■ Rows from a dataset
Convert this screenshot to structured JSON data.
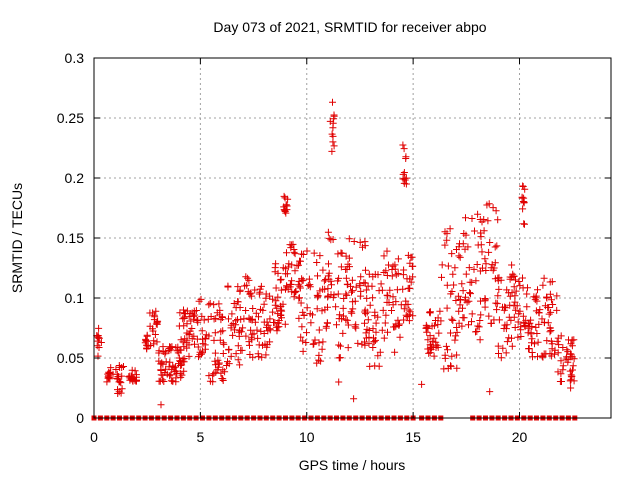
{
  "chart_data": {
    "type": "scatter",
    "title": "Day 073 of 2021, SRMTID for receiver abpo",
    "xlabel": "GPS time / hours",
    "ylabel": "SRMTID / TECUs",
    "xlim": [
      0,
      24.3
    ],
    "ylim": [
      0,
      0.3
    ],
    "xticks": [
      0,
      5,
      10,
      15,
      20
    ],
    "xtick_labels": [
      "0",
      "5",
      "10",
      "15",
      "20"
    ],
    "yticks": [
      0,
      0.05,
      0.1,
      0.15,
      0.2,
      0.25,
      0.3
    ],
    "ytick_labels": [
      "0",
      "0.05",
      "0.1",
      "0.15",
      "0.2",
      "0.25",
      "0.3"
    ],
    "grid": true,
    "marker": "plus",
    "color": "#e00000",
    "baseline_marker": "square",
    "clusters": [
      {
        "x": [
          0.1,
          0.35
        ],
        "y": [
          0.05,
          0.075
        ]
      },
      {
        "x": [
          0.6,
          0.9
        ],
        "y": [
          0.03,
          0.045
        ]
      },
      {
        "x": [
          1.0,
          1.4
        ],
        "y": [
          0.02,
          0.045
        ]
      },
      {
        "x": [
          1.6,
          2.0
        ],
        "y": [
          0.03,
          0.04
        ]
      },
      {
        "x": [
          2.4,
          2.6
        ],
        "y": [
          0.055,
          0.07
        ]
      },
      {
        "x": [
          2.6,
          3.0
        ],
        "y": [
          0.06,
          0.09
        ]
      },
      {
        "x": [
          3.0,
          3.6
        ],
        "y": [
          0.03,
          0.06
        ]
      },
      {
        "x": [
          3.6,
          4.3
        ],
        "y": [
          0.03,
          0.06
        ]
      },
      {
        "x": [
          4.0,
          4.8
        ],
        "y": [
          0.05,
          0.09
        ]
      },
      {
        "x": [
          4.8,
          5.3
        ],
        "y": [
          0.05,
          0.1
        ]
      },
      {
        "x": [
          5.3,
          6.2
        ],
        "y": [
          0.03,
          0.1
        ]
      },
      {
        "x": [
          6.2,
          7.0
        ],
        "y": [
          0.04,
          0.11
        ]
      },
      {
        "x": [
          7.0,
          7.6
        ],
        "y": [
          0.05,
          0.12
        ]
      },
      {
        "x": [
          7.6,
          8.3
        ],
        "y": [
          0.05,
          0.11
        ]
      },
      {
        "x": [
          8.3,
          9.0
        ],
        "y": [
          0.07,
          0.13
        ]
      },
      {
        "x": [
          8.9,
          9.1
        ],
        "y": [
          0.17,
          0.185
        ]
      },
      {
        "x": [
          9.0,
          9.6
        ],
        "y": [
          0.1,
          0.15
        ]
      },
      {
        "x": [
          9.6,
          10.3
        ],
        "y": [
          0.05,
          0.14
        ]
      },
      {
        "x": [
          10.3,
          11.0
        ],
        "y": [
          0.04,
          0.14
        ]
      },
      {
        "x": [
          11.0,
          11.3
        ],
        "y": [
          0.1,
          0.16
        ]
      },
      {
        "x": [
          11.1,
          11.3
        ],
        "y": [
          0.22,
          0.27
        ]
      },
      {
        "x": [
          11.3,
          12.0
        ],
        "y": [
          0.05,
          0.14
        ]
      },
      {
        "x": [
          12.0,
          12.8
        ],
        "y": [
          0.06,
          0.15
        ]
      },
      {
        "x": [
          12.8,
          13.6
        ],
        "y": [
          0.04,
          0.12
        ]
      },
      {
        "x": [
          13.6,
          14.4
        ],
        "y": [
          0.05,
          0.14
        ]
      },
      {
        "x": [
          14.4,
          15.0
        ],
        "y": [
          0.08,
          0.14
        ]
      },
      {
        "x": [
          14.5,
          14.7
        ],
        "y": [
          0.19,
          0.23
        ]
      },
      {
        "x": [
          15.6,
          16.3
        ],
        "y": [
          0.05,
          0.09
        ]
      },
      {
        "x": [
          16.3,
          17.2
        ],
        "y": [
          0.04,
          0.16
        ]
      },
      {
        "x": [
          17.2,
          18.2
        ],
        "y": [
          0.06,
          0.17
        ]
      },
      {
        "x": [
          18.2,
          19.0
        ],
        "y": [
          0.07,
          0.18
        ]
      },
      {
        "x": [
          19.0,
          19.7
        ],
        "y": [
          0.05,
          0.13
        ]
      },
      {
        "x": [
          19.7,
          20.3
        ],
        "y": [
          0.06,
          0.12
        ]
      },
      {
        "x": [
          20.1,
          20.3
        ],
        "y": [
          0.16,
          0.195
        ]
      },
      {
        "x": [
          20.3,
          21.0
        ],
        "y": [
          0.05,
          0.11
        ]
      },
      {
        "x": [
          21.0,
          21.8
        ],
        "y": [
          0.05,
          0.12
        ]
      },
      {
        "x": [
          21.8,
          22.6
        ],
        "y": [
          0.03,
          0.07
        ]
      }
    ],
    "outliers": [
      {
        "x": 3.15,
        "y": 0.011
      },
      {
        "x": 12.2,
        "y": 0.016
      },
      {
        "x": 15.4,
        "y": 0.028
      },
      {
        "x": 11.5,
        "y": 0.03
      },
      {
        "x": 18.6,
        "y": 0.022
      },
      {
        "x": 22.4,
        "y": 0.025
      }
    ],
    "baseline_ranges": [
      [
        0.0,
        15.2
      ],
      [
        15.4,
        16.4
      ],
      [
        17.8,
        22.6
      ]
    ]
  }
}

■ WHAT THIS TASK INVOLVES
Could you reproduce every record above exactly, leaving out the pictures?

■ RIGHT ANSWER
Convert this screenshot to structured JSON data.
{
  "chart_data": {
    "type": "scatter",
    "title": "Day 073 of 2021, SRMTID for receiver abpo",
    "xlabel": "GPS time / hours",
    "ylabel": "SRMTID / TECUs",
    "xlim": [
      0,
      24.3
    ],
    "ylim": [
      0,
      0.3
    ],
    "xticks": [
      0,
      5,
      10,
      15,
      20
    ],
    "xtick_labels": [
      "0",
      "5",
      "10",
      "15",
      "20"
    ],
    "yticks": [
      0,
      0.05,
      0.1,
      0.15,
      0.2,
      0.25,
      0.3
    ],
    "ytick_labels": [
      "0",
      "0.05",
      "0.1",
      "0.15",
      "0.2",
      "0.25",
      "0.3"
    ],
    "grid": true,
    "marker": "plus",
    "color": "#e00000",
    "baseline_marker": "square",
    "clusters": [
      {
        "x": [
          0.1,
          0.35
        ],
        "y": [
          0.05,
          0.075
        ]
      },
      {
        "x": [
          0.6,
          0.9
        ],
        "y": [
          0.03,
          0.045
        ]
      },
      {
        "x": [
          1.0,
          1.4
        ],
        "y": [
          0.02,
          0.045
        ]
      },
      {
        "x": [
          1.6,
          2.0
        ],
        "y": [
          0.03,
          0.04
        ]
      },
      {
        "x": [
          2.4,
          2.6
        ],
        "y": [
          0.055,
          0.07
        ]
      },
      {
        "x": [
          2.6,
          3.0
        ],
        "y": [
          0.06,
          0.09
        ]
      },
      {
        "x": [
          3.0,
          3.6
        ],
        "y": [
          0.03,
          0.06
        ]
      },
      {
        "x": [
          3.6,
          4.3
        ],
        "y": [
          0.03,
          0.06
        ]
      },
      {
        "x": [
          4.0,
          4.8
        ],
        "y": [
          0.05,
          0.09
        ]
      },
      {
        "x": [
          4.8,
          5.3
        ],
        "y": [
          0.05,
          0.1
        ]
      },
      {
        "x": [
          5.3,
          6.2
        ],
        "y": [
          0.03,
          0.1
        ]
      },
      {
        "x": [
          6.2,
          7.0
        ],
        "y": [
          0.04,
          0.11
        ]
      },
      {
        "x": [
          7.0,
          7.6
        ],
        "y": [
          0.05,
          0.12
        ]
      },
      {
        "x": [
          7.6,
          8.3
        ],
        "y": [
          0.05,
          0.11
        ]
      },
      {
        "x": [
          8.3,
          9.0
        ],
        "y": [
          0.07,
          0.13
        ]
      },
      {
        "x": [
          8.9,
          9.1
        ],
        "y": [
          0.17,
          0.185
        ]
      },
      {
        "x": [
          9.0,
          9.6
        ],
        "y": [
          0.1,
          0.15
        ]
      },
      {
        "x": [
          9.6,
          10.3
        ],
        "y": [
          0.05,
          0.14
        ]
      },
      {
        "x": [
          10.3,
          11.0
        ],
        "y": [
          0.04,
          0.14
        ]
      },
      {
        "x": [
          11.0,
          11.3
        ],
        "y": [
          0.1,
          0.16
        ]
      },
      {
        "x": [
          11.1,
          11.3
        ],
        "y": [
          0.22,
          0.27
        ]
      },
      {
        "x": [
          11.3,
          12.0
        ],
        "y": [
          0.05,
          0.14
        ]
      },
      {
        "x": [
          12.0,
          12.8
        ],
        "y": [
          0.06,
          0.15
        ]
      },
      {
        "x": [
          12.8,
          13.6
        ],
        "y": [
          0.04,
          0.12
        ]
      },
      {
        "x": [
          13.6,
          14.4
        ],
        "y": [
          0.05,
          0.14
        ]
      },
      {
        "x": [
          14.4,
          15.0
        ],
        "y": [
          0.08,
          0.14
        ]
      },
      {
        "x": [
          14.5,
          14.7
        ],
        "y": [
          0.19,
          0.23
        ]
      },
      {
        "x": [
          15.6,
          16.3
        ],
        "y": [
          0.05,
          0.09
        ]
      },
      {
        "x": [
          16.3,
          17.2
        ],
        "y": [
          0.04,
          0.16
        ]
      },
      {
        "x": [
          17.2,
          18.2
        ],
        "y": [
          0.06,
          0.17
        ]
      },
      {
        "x": [
          18.2,
          19.0
        ],
        "y": [
          0.07,
          0.18
        ]
      },
      {
        "x": [
          19.0,
          19.7
        ],
        "y": [
          0.05,
          0.13
        ]
      },
      {
        "x": [
          19.7,
          20.3
        ],
        "y": [
          0.06,
          0.12
        ]
      },
      {
        "x": [
          20.1,
          20.3
        ],
        "y": [
          0.16,
          0.195
        ]
      },
      {
        "x": [
          20.3,
          21.0
        ],
        "y": [
          0.05,
          0.11
        ]
      },
      {
        "x": [
          21.0,
          21.8
        ],
        "y": [
          0.05,
          0.12
        ]
      },
      {
        "x": [
          21.8,
          22.6
        ],
        "y": [
          0.03,
          0.07
        ]
      }
    ],
    "outliers": [
      {
        "x": 3.15,
        "y": 0.011
      },
      {
        "x": 12.2,
        "y": 0.016
      },
      {
        "x": 15.4,
        "y": 0.028
      },
      {
        "x": 11.5,
        "y": 0.03
      },
      {
        "x": 18.6,
        "y": 0.022
      },
      {
        "x": 22.4,
        "y": 0.025
      }
    ],
    "baseline_ranges": [
      [
        0.0,
        15.2
      ],
      [
        15.4,
        16.4
      ],
      [
        17.8,
        22.6
      ]
    ]
  }
}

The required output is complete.